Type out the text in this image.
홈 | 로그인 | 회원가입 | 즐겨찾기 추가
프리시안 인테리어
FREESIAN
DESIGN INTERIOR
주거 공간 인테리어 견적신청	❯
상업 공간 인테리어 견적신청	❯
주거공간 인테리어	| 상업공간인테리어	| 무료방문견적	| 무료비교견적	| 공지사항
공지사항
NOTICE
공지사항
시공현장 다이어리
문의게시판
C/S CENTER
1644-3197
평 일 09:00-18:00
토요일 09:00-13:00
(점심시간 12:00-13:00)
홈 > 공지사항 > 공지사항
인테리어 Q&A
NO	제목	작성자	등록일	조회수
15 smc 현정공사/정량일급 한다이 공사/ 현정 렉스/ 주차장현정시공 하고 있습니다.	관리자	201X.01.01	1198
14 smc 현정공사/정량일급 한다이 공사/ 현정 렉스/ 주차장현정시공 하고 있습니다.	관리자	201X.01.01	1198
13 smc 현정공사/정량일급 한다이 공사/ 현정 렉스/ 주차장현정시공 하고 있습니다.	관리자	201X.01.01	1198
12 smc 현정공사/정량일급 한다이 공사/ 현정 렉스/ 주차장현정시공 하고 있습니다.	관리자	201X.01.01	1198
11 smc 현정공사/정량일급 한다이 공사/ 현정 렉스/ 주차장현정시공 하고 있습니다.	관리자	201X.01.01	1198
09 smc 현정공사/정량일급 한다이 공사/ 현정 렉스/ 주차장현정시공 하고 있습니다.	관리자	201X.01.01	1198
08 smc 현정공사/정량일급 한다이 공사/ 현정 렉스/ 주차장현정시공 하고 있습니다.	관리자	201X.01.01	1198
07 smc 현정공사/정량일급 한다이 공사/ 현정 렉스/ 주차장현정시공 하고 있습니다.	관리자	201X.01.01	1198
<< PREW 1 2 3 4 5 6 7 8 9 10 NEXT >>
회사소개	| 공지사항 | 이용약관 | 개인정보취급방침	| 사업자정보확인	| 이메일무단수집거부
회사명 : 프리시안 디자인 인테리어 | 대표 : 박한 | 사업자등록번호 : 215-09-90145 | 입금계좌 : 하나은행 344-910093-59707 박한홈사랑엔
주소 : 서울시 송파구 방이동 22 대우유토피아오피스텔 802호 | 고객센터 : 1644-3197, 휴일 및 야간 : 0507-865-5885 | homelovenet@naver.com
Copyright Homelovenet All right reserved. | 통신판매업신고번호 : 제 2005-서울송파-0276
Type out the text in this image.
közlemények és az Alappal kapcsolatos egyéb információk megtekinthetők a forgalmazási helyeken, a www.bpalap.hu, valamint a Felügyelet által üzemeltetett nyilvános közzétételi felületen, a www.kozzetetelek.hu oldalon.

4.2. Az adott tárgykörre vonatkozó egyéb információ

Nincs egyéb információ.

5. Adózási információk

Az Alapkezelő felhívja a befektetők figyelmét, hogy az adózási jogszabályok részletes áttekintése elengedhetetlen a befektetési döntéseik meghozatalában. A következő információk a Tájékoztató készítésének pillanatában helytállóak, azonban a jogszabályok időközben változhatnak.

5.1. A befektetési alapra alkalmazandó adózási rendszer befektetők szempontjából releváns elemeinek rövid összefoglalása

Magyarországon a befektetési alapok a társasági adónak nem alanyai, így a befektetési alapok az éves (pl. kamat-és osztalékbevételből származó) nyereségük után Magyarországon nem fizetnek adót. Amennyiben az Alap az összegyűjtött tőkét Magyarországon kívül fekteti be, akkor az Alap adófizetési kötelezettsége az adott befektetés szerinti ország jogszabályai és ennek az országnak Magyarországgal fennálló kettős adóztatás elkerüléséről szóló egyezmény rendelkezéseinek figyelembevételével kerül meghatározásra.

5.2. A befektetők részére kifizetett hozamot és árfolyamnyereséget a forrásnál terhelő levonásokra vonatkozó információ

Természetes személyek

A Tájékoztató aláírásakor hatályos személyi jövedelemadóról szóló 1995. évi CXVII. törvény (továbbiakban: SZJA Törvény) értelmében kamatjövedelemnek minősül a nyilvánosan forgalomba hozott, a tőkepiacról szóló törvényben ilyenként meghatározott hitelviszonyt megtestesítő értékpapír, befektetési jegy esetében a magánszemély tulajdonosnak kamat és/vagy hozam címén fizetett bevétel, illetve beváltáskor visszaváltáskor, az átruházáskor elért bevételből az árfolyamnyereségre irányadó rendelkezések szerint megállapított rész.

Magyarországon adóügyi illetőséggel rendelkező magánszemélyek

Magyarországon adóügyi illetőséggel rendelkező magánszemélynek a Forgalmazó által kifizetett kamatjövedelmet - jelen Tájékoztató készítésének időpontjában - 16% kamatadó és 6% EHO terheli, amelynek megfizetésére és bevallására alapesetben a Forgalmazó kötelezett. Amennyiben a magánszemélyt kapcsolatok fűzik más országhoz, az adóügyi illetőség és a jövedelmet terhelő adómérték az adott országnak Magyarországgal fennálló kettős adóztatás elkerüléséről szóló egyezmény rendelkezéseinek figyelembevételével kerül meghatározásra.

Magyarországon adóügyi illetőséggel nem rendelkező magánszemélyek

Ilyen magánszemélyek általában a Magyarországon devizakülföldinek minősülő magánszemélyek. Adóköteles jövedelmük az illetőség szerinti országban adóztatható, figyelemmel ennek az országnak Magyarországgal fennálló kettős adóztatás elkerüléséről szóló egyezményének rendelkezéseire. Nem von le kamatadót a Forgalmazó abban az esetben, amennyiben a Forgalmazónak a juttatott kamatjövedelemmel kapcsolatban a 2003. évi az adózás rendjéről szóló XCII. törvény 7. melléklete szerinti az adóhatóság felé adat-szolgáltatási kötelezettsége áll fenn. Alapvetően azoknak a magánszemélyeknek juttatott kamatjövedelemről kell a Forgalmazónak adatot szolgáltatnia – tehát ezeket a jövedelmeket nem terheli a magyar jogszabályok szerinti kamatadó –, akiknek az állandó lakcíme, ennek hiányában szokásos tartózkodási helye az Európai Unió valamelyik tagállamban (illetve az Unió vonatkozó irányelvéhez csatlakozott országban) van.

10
---
• _PROBLEM DETAILS_
Retype all of the data shown above, word for word.

• _RESPONSE TO THIS EXERCISE_
Type out the text in this image.
홈 | 로그인 | 회원가입 | 즐겨찾기 추가
프리시안 인테리어
FREESIAN
DESIGN INTERIOR
주거 공간 인테리어 견적신청	❯
상업 공간 인테리어 견적신청	❯
주거공간 인테리어	| 상업공간인테리어	| 무료방문견적	| 무료비교견적	| 공지사항
공지사항
NOTICE
공지사항
시공현장 다이어리
문의게시판
C/S CENTER
1644-3197
평 일 09:00-18:00
토요일 09:00-13:00
(점심시간 12:00-13:00)
홈 > 공지사항 > 공지사항
인테리어 Q&A
NO	제목	작성자	등록일	조회수
15 smc 현정공사/정량일급 한다이 공사/ 현정 렉스/ 주차장현정시공 하고 있습니다.	관리자	201X.01.01	1198
14 smc 현정공사/정량일급 한다이 공사/ 현정 렉스/ 주차장현정시공 하고 있습니다.	관리자	201X.01.01	1198
13 smc 현정공사/정량일급 한다이 공사/ 현정 렉스/ 주차장현정시공 하고 있습니다.	관리자	201X.01.01	1198
12 smc 현정공사/정량일급 한다이 공사/ 현정 렉스/ 주차장현정시공 하고 있습니다.	관리자	201X.01.01	1198
11 smc 현정공사/정량일급 한다이 공사/ 현정 렉스/ 주차장현정시공 하고 있습니다.	관리자	201X.01.01	1198
09 smc 현정공사/정량일급 한다이 공사/ 현정 렉스/ 주차장현정시공 하고 있습니다.	관리자	201X.01.01	1198
08 smc 현정공사/정량일급 한다이 공사/ 현정 렉스/ 주차장현정시공 하고 있습니다.	관리자	201X.01.01	1198
07 smc 현정공사/정량일급 한다이 공사/ 현정 렉스/ 주차장현정시공 하고 있습니다.	관리자	201X.01.01	1198
<< PREW 1 2 3 4 5 6 7 8 9 10 NEXT >>
회사소개	| 공지사항 | 이용약관 | 개인정보취급방침	| 사업자정보확인	| 이메일무단수집거부
회사명 : 프리시안 디자인 인테리어 | 대표 : 박한 | 사업자등록번호 : 215-09-90145 | 입금계좌 : 하나은행 344-910093-59707 박한홈사랑엔
주소 : 서울시 송파구 방이동 22 대우유토피아오피스텔 802호 | 고객센터 : 1644-3197, 휴일 및 야간 : 0507-865-5885 | homelovenet@naver.com
Copyright Homelovenet All right reserved. | 통신판매업신고번호 : 제 2005-서울송파-0276
Type out the text in this image.
közlemények és az Alappal kapcsolatos egyéb információk megtekinthetők a forgalmazási helyeken, a www.bpalap.hu, valamint a Felügyelet által üzemeltetett nyilvános közzétételi felületen, a www.kozzetetelek.hu oldalon.

4.2. Az adott tárgykörre vonatkozó egyéb információ

Nincs egyéb információ.

5. Adózási információk

Az Alapkezelő felhívja a befektetők figyelmét, hogy az adózási jogszabályok részletes áttekintése elengedhetetlen a befektetési döntéseik meghozatalában. A következő információk a Tájékoztató készítésének pillanatában helytállóak, azonban a jogszabályok időközben változhatnak.

5.1. A befektetési alapra alkalmazandó adózási rendszer befektetők szempontjából releváns elemeinek rövid összefoglalása

Magyarországon a befektetési alapok a társasági adónak nem alanyai, így a befektetési alapok az éves (pl. kamat-és osztalékbevételből származó) nyereségük után Magyarországon nem fizetnek adót. Amennyiben az Alap az összegyűjtött tőkét Magyarországon kívül fekteti be, akkor az Alap adófizetési kötelezettsége az adott befektetés szerinti ország jogszabályai és ennek az országnak Magyarországgal fennálló kettős adóztatás elkerüléséről szóló egyezmény rendelkezéseinek figyelembevételével kerül meghatározásra.

5.2. A befektetők részére kifizetett hozamot és árfolyamnyereséget a forrásnál terhelő levonásokra vonatkozó információ

Természetes személyek

A Tájékoztató aláírásakor hatályos személyi jövedelemadóról szóló 1995. évi CXVII. törvény (továbbiakban: SZJA Törvény) értelmében kamatjövedelemnek minősül a nyilvánosan forgalomba hozott, a tőkepiacról szóló törvényben ilyenként meghatározott hitelviszonyt megtestesítő értékpapír, befektetési jegy esetében a magánszemély tulajdonosnak kamat és/vagy hozam címén fizetett bevétel, illetve beváltáskor visszaváltáskor, az átruházáskor elért bevételből az árfolyamnyereségre irányadó rendelkezések szerint megállapított rész.

Magyarországon adóügyi illetőséggel rendelkező magánszemélyek

Magyarországon adóügyi illetőséggel rendelkező magánszemélynek a Forgalmazó által kifizetett kamatjövedelmet - jelen Tájékoztató készítésének időpontjában - 16% kamatadó és 6% EHO terheli, amelynek megfizetésére és bevallására alapesetben a Forgalmazó kötelezett. Amennyiben a magánszemélyt kapcsolatok fűzik más országhoz, az adóügyi illetőség és a jövedelmet terhelő adómérték az adott országnak Magyarországgal fennálló kettős adóztatás elkerüléséről szóló egyezmény rendelkezéseinek figyelembevételével kerül meghatározásra.

Magyarországon adóügyi illetőséggel nem rendelkező magánszemélyek

Ilyen magánszemélyek általában a Magyarországon devizakülföldinek minősülő magánszemélyek. Adóköteles jövedelmük az illetőség szerinti országban adóztatható, figyelemmel ennek az országnak Magyarországgal fennálló kettős adóztatás elkerüléséről szóló egyezményének rendelkezéseire. Nem von le kamatadót a Forgalmazó abban az esetben, amennyiben a Forgalmazónak a juttatott kamatjövedelemmel kapcsolatban a 2003. évi az adózás rendjéről szóló XCII. törvény 7. melléklete szerinti az adóhatóság felé adat-szolgáltatási kötelezettsége áll fenn. Alapvetően azoknak a magánszemélyeknek juttatott kamatjövedelemről kell a Forgalmazónak adatot szolgáltatnia – tehát ezeket a jövedelmeket nem terheli a magyar jogszabályok szerinti kamatadó –, akiknek az állandó lakcíme, ennek hiányában szokásos tartózkodási helye az Európai Unió valamelyik tagállamban (illetve az Unió vonatkozó irányelvéhez csatlakozott országban) van.

10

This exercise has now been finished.